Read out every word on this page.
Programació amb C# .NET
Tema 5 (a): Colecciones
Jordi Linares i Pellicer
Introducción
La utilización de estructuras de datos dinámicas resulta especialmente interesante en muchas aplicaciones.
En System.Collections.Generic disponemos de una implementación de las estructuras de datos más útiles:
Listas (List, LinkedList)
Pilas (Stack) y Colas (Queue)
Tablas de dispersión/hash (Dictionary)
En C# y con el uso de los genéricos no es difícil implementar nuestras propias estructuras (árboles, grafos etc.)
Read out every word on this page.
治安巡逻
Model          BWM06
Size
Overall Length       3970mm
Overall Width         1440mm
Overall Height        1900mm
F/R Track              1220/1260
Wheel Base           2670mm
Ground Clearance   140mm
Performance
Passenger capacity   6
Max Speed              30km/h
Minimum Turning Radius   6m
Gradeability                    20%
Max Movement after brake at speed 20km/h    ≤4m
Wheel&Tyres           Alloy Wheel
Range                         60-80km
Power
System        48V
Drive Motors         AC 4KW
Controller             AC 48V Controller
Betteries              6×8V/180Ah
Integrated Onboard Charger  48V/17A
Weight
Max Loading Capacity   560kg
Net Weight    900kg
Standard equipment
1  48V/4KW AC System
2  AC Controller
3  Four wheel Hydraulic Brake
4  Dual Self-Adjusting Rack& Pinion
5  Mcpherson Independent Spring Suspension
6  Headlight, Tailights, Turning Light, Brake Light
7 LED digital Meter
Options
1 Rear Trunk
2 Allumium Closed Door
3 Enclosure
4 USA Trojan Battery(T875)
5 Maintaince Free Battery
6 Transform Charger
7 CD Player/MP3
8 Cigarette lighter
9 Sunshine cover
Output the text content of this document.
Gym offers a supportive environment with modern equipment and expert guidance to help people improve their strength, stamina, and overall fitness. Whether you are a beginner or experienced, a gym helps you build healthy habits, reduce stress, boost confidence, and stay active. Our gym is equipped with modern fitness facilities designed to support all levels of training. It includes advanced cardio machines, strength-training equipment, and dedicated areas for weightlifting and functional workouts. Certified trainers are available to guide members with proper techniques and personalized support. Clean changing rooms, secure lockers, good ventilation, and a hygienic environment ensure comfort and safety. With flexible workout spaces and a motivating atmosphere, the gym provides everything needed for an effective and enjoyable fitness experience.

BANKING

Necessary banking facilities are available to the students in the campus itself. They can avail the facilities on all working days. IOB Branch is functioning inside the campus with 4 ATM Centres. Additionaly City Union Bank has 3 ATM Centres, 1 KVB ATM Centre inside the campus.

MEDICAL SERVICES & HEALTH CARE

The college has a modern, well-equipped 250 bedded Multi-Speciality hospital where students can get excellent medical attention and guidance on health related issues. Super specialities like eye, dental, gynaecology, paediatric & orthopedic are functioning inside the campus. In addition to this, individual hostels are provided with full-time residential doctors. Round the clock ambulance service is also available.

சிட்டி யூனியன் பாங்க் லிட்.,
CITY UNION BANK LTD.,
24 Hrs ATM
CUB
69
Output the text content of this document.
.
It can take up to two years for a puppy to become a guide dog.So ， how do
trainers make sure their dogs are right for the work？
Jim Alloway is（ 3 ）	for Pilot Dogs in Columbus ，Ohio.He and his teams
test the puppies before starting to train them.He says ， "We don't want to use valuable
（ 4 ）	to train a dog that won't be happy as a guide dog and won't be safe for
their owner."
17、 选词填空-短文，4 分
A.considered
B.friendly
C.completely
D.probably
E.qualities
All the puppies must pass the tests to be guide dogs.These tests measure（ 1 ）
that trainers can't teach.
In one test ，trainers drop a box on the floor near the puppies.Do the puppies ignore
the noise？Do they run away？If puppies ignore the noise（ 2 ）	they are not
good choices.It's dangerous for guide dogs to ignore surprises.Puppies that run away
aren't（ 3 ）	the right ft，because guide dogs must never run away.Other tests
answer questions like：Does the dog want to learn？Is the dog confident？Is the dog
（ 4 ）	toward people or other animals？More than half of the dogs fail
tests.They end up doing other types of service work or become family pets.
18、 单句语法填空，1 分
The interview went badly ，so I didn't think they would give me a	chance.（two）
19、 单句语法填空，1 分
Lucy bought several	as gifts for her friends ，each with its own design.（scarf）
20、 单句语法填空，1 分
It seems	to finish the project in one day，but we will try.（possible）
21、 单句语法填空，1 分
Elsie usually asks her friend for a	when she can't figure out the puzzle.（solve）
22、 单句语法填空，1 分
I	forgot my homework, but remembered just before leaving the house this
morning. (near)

◇ ◇ ◇ ◇ ◇ ◇ ◇

> Task description
Every entry in the listing must be retyped exactly.

> In response
Read out every word on this page.
Programació amb C# .NET
Tema 5 (a): Colecciones
Jordi Linares i Pellicer
Introducción
La utilización de estructuras de datos dinámicas resulta especialmente interesante en muchas aplicaciones.
En System.Collections.Generic disponemos de una implementación de las estructuras de datos más útiles:
Listas (List, LinkedList)
Pilas (Stack) y Colas (Queue)
Tablas de dispersión/hash (Dictionary)
En C# y con el uso de los genéricos no es difícil implementar nuestras propias estructuras (árboles, grafos etc.)
Read out every word on this page.
治安巡逻
Model          BWM06
Size
Overall Length       3970mm
Overall Width         1440mm
Overall Height        1900mm
F/R Track              1220/1260
Wheel Base           2670mm
Ground Clearance   140mm
Performance
Passenger capacity   6
Max Speed              30km/h
Minimum Turning Radius   6m
Gradeability                    20%
Max Movement after brake at speed 20km/h    ≤4m
Wheel&Tyres           Alloy Wheel
Range                         60-80km
Power
System        48V
Drive Motors         AC 4KW
Controller             AC 48V Controller
Betteries              6×8V/180Ah
Integrated Onboard Charger  48V/17A
Weight
Max Loading Capacity   560kg
Net Weight    900kg
Standard equipment
1  48V/4KW AC System
2  AC Controller
3  Four wheel Hydraulic Brake
4  Dual Self-Adjusting Rack& Pinion
5  Mcpherson Independent Spring Suspension
6  Headlight, Tailights, Turning Light, Brake Light
7 LED digital Meter
Options
1 Rear Trunk
2 Allumium Closed Door
3 Enclosure
4 USA Trojan Battery(T875)
5 Maintaince Free Battery
6 Transform Charger
7 CD Player/MP3
8 Cigarette lighter
9 Sunshine cover
Output the text content of this document.
Gym offers a supportive environment with modern equipment and expert guidance to help people improve their strength, stamina, and overall fitness. Whether you are a beginner or experienced, a gym helps you build healthy habits, reduce stress, boost confidence, and stay active. Our gym is equipped with modern fitness facilities designed to support all levels of training. It includes advanced cardio machines, strength-training equipment, and dedicated areas for weightlifting and functional workouts. Certified trainers are available to guide members with proper techniques and personalized support. Clean changing rooms, secure lockers, good ventilation, and a hygienic environment ensure comfort and safety. With flexible workout spaces and a motivating atmosphere, the gym provides everything needed for an effective and enjoyable fitness experience.

BANKING

Necessary banking facilities are available to the students in the campus itself. They can avail the facilities on all working days. IOB Branch is functioning inside the campus with 4 ATM Centres. Additionaly City Union Bank has 3 ATM Centres, 1 KVB ATM Centre inside the campus.

MEDICAL SERVICES & HEALTH CARE

The college has a modern, well-equipped 250 bedded Multi-Speciality hospital where students can get excellent medical attention and guidance on health related issues. Super specialities like eye, dental, gynaecology, paediatric & orthopedic are functioning inside the campus. In addition to this, individual hostels are provided with full-time residential doctors. Round the clock ambulance service is also available.

சிட்டி யூனியன் பாங்க் லிட்.,
CITY UNION BANK LTD.,
24 Hrs ATM
CUB
69
Output the text content of this document.
.
It can take up to two years for a puppy to become a guide dog.So ， how do
trainers make sure their dogs are right for the work？
Jim Alloway is（ 3 ）	for Pilot Dogs in Columbus ，Ohio.He and his teams
test the puppies before starting to train them.He says ， "We don't want to use valuable
（ 4 ）	to train a dog that won't be happy as a guide dog and won't be safe for
their owner."
17、 选词填空-短文，4 分
A.considered
B.friendly
C.completely
D.probably
E.qualities
All the puppies must pass the tests to be guide dogs.These tests measure（ 1 ）
that trainers can't teach.
In one test ，trainers drop a box on the floor near the puppies.Do the puppies ignore
the noise？Do they run away？If puppies ignore the noise（ 2 ）	they are not
good choices.It's dangerous for guide dogs to ignore surprises.Puppies that run away
aren't（ 3 ）	the right ft，because guide dogs must never run away.Other tests
answer questions like：Does the dog want to learn？Is the dog confident？Is the dog
（ 4 ）	toward people or other animals？More than half of the dogs fail
tests.They end up doing other types of service work or become family pets.
18、 单句语法填空，1 分
The interview went badly ，so I didn't think they would give me a	chance.（two）
19、 单句语法填空，1 分
Lucy bought several	as gifts for her friends ，each with its own design.（scarf）
20、 单句语法填空，1 分
It seems	to finish the project in one day，but we will try.（possible）
21、 单句语法填空，1 分
Elsie usually asks her friend for a	when she can't figure out the puzzle.（solve）
22、 单句语法填空，1 分
I	forgot my homework, but remembered just before leaving the house this
morning. (near)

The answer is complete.